BRIEF: Reproduce every line of the records below word for word, leaving out the pictures.

........

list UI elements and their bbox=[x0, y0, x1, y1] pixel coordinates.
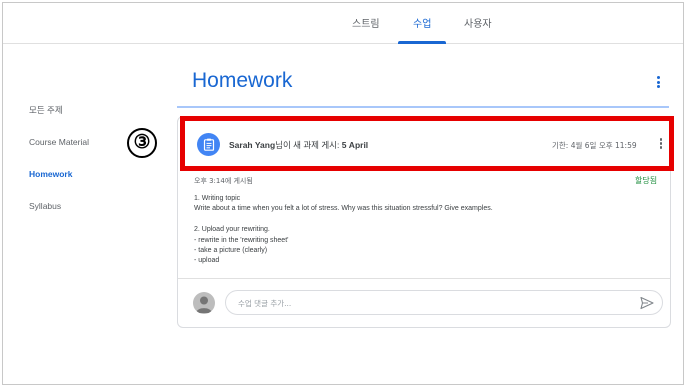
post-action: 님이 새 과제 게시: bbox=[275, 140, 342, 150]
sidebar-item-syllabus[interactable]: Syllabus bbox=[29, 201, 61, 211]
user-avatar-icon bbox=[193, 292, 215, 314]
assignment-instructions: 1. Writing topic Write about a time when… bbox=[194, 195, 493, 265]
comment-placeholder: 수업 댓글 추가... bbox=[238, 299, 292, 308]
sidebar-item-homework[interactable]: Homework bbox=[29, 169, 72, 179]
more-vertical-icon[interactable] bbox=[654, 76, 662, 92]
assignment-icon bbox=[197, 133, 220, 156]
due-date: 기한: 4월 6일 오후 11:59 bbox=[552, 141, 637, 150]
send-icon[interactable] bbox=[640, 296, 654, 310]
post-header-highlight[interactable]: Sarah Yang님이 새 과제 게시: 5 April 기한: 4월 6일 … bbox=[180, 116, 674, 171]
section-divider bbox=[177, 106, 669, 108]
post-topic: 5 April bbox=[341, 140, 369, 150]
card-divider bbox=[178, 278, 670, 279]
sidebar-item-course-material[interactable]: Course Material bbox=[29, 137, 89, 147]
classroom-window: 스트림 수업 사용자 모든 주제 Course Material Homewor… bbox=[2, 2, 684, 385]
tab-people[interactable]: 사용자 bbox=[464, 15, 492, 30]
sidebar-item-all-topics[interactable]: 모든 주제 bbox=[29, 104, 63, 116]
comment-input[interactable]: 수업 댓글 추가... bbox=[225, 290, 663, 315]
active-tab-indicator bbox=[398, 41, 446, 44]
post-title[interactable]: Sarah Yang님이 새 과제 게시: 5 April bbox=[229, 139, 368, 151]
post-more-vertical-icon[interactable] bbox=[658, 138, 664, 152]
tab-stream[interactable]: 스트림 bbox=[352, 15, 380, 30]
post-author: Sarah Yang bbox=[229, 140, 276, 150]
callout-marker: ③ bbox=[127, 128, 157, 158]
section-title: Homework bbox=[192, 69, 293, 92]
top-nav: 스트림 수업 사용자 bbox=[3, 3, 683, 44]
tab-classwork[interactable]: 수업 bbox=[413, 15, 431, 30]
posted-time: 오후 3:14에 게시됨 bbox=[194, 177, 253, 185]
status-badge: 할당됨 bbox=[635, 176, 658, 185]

........

ANSWER TO THE TASK:
list UI elements and their bbox=[x0, y0, x1, y1] pixel coordinates.
post-action: 님이 새 과제 게시: bbox=[275, 140, 342, 150]
sidebar-item-syllabus[interactable]: Syllabus bbox=[29, 201, 61, 211]
user-avatar-icon bbox=[193, 292, 215, 314]
assignment-instructions: 1. Writing topic Write about a time when… bbox=[194, 195, 493, 265]
comment-placeholder: 수업 댓글 추가... bbox=[238, 299, 292, 308]
sidebar-item-homework[interactable]: Homework bbox=[29, 169, 72, 179]
more-vertical-icon[interactable] bbox=[654, 76, 662, 92]
assignment-icon bbox=[197, 133, 220, 156]
due-date: 기한: 4월 6일 오후 11:59 bbox=[552, 141, 637, 150]
send-icon[interactable] bbox=[640, 296, 654, 310]
post-header-highlight[interactable]: Sarah Yang님이 새 과제 게시: 5 April 기한: 4월 6일 … bbox=[180, 116, 674, 171]
section-divider bbox=[177, 106, 669, 108]
post-topic: 5 April bbox=[341, 140, 369, 150]
card-divider bbox=[178, 278, 670, 279]
sidebar-item-course-material[interactable]: Course Material bbox=[29, 137, 89, 147]
classroom-window: 스트림 수업 사용자 모든 주제 Course Material Homewor… bbox=[2, 2, 684, 385]
tab-people[interactable]: 사용자 bbox=[464, 15, 492, 30]
sidebar-item-all-topics[interactable]: 모든 주제 bbox=[29, 104, 63, 116]
comment-input[interactable]: 수업 댓글 추가... bbox=[225, 290, 663, 315]
active-tab-indicator bbox=[398, 41, 446, 44]
post-title[interactable]: Sarah Yang님이 새 과제 게시: 5 April bbox=[229, 139, 368, 151]
post-more-vertical-icon[interactable] bbox=[658, 138, 664, 152]
tab-stream[interactable]: 스트림 bbox=[352, 15, 380, 30]
post-author: Sarah Yang bbox=[229, 140, 276, 150]
callout-marker: ③ bbox=[127, 128, 157, 158]
section-title: Homework bbox=[192, 69, 293, 92]
top-nav: 스트림 수업 사용자 bbox=[3, 3, 683, 44]
tab-classwork[interactable]: 수업 bbox=[413, 15, 431, 30]
posted-time: 오후 3:14에 게시됨 bbox=[194, 177, 253, 185]
status-badge: 할당됨 bbox=[635, 176, 658, 185]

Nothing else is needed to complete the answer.